-- Exercise --
Gather each line containing the string "name" from these entries.
-- Records for this task start --
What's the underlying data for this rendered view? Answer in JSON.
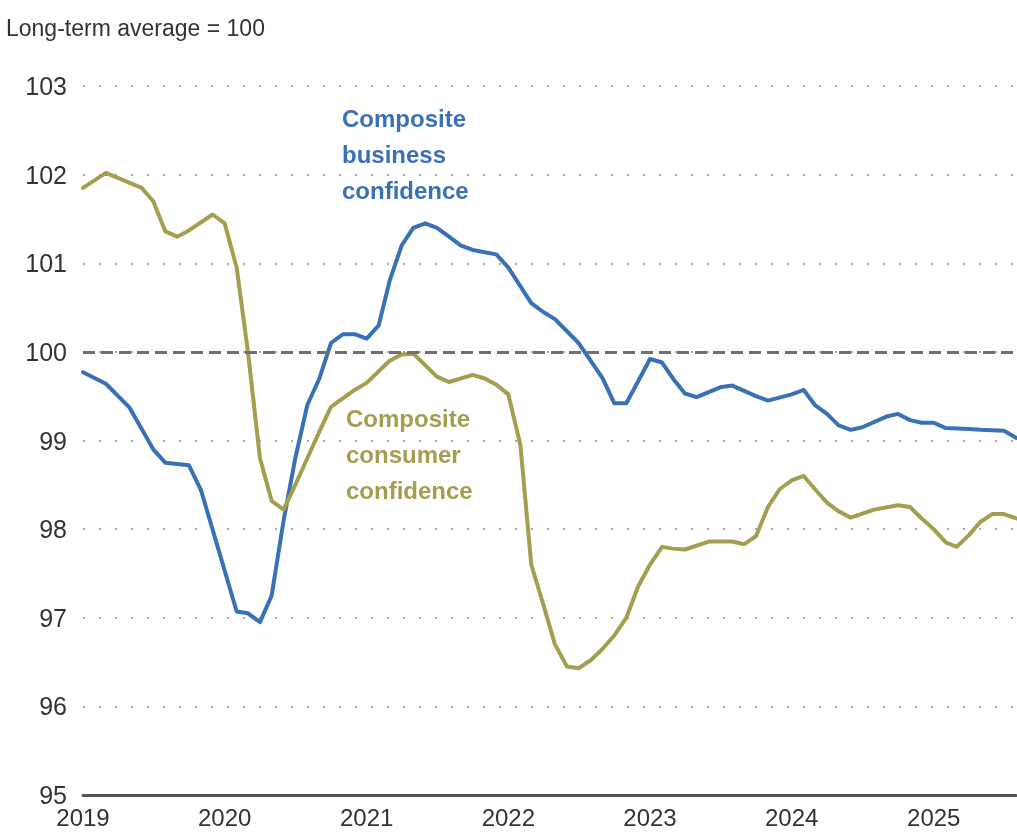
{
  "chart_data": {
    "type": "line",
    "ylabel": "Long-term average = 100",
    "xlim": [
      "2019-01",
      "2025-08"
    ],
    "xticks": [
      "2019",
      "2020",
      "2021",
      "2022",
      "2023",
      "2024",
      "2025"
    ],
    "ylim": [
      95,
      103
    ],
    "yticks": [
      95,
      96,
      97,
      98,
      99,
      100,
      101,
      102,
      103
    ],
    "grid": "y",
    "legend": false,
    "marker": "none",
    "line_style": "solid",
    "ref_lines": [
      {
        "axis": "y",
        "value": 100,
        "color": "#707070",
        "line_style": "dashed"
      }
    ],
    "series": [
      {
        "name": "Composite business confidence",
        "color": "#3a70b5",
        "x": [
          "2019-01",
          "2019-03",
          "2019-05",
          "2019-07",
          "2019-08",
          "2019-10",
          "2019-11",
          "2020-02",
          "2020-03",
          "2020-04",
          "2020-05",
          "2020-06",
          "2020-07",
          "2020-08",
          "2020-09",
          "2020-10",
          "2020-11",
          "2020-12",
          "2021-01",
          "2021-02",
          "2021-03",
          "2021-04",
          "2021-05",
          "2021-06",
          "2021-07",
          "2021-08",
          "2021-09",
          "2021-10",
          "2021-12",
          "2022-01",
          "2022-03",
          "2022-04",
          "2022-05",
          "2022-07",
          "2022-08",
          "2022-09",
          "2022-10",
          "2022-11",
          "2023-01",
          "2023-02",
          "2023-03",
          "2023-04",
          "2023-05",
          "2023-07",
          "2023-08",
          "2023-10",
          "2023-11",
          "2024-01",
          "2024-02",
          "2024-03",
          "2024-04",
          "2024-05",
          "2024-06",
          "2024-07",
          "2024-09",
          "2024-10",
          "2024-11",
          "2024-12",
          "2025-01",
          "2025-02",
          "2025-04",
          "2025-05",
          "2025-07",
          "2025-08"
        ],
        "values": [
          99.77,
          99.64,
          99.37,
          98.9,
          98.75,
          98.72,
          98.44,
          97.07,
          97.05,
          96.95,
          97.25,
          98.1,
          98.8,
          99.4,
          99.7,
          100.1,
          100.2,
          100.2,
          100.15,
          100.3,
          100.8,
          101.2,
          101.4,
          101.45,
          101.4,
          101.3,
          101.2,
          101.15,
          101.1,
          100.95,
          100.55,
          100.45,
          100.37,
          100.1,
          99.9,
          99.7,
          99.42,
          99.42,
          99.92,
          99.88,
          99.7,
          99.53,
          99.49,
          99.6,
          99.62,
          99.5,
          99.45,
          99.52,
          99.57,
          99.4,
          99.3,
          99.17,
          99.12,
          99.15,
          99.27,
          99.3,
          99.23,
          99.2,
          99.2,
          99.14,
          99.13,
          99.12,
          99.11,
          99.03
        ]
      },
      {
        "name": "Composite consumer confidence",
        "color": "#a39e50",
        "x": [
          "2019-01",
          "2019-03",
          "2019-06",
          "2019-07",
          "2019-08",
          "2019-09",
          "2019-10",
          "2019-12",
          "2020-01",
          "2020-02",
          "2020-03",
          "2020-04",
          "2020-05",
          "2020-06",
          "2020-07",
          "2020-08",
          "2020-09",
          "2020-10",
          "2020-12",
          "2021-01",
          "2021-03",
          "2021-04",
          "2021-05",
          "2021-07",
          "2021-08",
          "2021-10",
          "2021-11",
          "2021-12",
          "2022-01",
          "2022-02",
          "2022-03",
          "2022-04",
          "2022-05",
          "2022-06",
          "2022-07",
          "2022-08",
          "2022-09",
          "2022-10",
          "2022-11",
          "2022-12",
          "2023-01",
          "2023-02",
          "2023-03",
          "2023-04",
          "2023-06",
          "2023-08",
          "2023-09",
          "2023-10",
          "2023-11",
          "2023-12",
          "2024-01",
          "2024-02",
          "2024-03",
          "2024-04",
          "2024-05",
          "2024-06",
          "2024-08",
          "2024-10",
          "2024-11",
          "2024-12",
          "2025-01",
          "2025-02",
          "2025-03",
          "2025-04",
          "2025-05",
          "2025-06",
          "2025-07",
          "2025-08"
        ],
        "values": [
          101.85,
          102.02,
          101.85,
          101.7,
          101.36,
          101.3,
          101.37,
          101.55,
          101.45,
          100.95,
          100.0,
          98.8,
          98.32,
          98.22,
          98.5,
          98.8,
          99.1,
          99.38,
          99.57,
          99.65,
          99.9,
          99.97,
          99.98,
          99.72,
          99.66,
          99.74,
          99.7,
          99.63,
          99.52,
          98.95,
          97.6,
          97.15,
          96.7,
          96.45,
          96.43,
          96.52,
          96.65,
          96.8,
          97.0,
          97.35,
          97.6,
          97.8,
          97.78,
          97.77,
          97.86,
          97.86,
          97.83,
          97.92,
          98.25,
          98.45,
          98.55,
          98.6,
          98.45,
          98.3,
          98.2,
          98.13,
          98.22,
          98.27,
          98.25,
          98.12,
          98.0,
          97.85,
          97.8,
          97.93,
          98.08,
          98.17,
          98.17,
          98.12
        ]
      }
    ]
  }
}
-- Records for this task end --
-- Records for this task start --
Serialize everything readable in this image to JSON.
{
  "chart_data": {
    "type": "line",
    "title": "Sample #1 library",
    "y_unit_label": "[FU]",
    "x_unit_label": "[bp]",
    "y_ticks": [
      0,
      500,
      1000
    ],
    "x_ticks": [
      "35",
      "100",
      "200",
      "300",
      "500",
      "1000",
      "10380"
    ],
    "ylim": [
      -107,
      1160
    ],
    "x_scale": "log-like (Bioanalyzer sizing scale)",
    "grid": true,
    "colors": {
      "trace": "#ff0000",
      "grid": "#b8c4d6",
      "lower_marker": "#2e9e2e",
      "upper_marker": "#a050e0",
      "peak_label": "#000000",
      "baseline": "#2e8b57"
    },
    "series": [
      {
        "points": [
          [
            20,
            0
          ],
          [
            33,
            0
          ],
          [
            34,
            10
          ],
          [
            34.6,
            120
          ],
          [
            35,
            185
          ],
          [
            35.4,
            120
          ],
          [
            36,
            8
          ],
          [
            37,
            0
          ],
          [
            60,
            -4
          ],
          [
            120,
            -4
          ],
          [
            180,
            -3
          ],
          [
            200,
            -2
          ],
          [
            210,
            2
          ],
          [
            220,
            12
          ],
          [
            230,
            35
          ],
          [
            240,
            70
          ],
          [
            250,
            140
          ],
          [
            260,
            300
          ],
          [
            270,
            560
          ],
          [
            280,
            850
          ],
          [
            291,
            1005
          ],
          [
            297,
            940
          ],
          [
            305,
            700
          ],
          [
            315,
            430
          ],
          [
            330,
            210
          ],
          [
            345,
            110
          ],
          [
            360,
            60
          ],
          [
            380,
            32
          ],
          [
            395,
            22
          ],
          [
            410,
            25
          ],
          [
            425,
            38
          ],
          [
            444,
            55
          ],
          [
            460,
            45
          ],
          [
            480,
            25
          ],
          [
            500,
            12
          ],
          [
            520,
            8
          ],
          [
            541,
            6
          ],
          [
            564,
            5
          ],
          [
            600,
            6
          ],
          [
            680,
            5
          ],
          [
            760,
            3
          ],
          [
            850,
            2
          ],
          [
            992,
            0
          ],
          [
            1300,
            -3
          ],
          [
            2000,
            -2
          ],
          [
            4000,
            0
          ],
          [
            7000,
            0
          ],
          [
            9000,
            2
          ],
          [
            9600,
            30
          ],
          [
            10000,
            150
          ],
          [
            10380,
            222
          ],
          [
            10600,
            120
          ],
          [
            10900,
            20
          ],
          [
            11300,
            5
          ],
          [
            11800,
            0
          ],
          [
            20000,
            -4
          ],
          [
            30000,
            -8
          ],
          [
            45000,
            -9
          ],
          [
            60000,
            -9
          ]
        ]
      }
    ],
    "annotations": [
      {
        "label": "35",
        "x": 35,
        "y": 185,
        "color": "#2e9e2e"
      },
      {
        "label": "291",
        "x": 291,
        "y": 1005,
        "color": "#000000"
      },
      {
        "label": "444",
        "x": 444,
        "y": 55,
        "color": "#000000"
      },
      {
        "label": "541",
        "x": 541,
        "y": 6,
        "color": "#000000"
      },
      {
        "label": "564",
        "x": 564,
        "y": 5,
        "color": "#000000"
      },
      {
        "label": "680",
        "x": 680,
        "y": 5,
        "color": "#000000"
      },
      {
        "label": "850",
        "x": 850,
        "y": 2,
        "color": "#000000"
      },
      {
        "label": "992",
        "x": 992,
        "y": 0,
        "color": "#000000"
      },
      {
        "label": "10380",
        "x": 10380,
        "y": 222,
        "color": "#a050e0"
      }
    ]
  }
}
-- Records for this task end --
-- Records for this task start --
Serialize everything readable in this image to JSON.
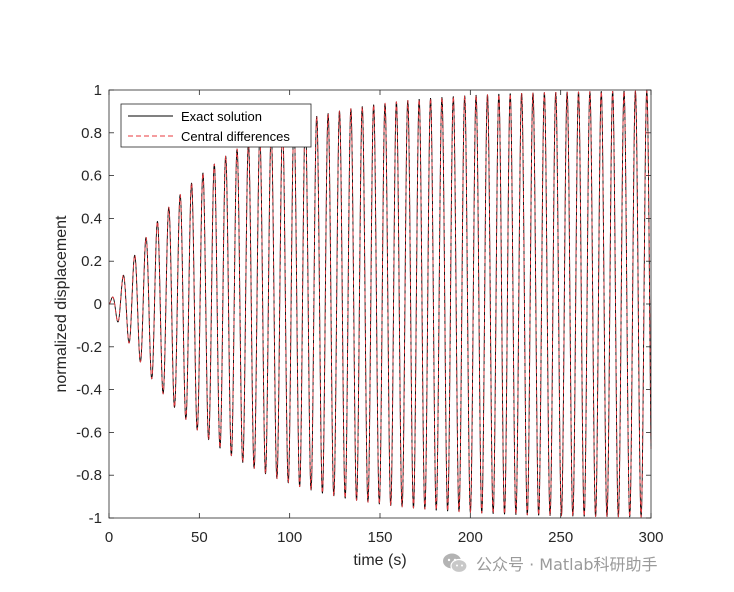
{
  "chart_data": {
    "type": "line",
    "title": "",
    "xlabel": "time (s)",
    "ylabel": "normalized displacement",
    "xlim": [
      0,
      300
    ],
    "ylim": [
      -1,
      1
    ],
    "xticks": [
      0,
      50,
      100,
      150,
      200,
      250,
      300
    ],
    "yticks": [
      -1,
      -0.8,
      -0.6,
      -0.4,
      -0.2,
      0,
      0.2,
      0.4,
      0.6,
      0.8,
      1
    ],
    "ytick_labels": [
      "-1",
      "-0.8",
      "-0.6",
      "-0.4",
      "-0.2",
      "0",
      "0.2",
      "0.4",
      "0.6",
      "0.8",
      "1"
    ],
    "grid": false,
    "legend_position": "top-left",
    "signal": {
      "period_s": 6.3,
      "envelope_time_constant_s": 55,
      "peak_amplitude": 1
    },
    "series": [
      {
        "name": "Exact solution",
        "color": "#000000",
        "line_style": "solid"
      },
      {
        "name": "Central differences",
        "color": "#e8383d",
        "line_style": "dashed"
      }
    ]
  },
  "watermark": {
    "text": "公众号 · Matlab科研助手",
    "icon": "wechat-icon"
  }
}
-- Records for this task end --
-- Response below --
        "name": "Composite business confidence",
        "name": "Composite consumer confidence",
        "name": "Exact solution",
        "name": "Central differences",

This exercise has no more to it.